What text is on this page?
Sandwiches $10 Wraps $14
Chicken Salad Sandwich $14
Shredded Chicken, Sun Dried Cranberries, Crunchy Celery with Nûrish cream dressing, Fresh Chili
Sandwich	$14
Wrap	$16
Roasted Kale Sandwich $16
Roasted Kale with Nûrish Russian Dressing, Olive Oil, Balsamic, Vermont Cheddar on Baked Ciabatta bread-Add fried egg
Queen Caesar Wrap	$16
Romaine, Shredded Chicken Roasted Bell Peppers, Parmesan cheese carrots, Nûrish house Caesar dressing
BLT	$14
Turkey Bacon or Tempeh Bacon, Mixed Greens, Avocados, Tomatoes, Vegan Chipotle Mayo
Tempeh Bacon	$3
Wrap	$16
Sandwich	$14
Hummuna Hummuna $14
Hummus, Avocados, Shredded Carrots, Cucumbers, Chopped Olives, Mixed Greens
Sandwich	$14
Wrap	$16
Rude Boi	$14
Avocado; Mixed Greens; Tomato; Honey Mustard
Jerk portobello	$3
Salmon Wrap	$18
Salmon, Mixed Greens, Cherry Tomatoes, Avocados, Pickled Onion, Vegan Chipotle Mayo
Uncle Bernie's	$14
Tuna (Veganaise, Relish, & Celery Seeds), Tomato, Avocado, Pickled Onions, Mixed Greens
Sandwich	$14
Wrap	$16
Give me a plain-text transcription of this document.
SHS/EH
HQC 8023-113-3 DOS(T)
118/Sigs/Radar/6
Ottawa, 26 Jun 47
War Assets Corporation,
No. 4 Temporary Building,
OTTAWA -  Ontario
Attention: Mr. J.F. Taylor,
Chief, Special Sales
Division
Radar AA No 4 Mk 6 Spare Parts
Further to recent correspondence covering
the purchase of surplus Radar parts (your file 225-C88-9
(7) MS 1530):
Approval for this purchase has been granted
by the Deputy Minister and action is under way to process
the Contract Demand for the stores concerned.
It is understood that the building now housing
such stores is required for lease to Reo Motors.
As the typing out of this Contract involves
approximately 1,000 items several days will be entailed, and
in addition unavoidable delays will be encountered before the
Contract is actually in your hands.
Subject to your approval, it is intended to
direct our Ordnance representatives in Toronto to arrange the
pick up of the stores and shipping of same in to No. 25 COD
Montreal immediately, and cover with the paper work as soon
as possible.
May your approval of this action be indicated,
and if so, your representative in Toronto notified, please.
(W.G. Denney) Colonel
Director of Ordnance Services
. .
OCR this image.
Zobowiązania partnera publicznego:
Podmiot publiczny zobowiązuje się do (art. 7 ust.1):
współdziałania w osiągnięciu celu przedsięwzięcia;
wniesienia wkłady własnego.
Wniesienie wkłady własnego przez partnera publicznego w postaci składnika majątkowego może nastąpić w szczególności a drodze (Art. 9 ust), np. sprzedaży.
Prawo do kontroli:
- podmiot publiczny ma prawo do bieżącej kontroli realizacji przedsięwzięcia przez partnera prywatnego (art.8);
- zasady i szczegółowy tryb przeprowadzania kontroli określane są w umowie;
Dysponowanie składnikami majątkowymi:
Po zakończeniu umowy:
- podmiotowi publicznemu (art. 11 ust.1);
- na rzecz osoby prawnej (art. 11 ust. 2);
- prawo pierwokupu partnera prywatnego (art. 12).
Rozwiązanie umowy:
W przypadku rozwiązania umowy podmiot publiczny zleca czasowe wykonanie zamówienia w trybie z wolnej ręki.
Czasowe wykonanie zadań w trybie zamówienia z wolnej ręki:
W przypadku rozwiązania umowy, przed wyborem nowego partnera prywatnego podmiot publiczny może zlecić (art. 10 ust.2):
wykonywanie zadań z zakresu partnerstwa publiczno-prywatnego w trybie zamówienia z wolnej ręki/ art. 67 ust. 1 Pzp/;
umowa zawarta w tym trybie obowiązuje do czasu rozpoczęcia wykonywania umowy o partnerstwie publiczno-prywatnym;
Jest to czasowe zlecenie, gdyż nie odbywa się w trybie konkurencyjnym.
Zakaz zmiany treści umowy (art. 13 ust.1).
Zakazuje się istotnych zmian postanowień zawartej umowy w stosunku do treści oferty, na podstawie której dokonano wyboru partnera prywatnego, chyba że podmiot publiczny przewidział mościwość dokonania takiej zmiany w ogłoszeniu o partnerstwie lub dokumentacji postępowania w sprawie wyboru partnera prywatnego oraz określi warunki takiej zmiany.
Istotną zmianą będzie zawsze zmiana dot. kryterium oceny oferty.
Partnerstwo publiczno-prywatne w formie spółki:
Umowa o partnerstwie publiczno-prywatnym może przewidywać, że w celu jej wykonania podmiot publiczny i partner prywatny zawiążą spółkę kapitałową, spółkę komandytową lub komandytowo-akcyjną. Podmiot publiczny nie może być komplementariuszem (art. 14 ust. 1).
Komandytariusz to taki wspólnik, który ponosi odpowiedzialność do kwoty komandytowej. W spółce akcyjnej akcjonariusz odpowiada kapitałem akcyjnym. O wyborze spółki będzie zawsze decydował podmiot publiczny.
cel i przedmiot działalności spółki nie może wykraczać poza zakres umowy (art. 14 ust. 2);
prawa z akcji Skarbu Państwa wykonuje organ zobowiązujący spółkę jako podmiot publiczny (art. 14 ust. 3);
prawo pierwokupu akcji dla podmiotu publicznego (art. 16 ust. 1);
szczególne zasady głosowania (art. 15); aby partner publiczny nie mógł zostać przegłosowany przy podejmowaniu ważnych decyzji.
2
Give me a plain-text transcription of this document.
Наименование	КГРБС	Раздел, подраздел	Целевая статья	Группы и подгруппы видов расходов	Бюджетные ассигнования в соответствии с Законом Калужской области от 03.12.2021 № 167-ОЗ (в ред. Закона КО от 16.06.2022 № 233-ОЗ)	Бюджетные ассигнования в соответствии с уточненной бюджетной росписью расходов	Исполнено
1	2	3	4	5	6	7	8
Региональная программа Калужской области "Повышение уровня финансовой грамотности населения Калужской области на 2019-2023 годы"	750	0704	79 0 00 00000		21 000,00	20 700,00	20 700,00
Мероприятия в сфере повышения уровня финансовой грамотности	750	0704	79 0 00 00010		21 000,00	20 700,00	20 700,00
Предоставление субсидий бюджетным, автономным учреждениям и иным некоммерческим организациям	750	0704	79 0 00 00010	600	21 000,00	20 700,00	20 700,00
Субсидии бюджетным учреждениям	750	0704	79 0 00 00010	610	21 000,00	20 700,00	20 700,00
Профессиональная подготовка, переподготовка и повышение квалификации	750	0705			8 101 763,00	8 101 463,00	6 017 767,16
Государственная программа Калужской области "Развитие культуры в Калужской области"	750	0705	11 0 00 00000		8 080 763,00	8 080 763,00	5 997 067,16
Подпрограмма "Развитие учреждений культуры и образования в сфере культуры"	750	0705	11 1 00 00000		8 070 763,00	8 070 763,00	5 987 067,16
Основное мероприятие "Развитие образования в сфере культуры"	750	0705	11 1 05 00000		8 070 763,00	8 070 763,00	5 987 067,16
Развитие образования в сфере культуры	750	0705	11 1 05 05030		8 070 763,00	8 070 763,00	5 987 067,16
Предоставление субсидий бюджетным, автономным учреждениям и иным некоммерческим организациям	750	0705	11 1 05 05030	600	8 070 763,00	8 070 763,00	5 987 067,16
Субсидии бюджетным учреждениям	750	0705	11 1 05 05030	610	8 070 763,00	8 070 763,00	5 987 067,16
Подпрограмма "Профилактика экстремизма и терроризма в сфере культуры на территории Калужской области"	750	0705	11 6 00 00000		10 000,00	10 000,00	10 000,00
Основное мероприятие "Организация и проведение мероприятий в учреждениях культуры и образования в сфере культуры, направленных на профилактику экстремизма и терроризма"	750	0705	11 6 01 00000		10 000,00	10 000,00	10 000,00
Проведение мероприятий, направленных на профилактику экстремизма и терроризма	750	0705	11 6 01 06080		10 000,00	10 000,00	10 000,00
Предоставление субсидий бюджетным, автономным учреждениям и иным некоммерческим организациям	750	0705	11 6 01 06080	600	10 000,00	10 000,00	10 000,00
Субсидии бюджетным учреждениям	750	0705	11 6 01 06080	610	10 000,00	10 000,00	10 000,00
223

* What the task requires
Within the listing above, work out how many lines contain the string "Калужской", and reply with that number only.

* Problem solution
4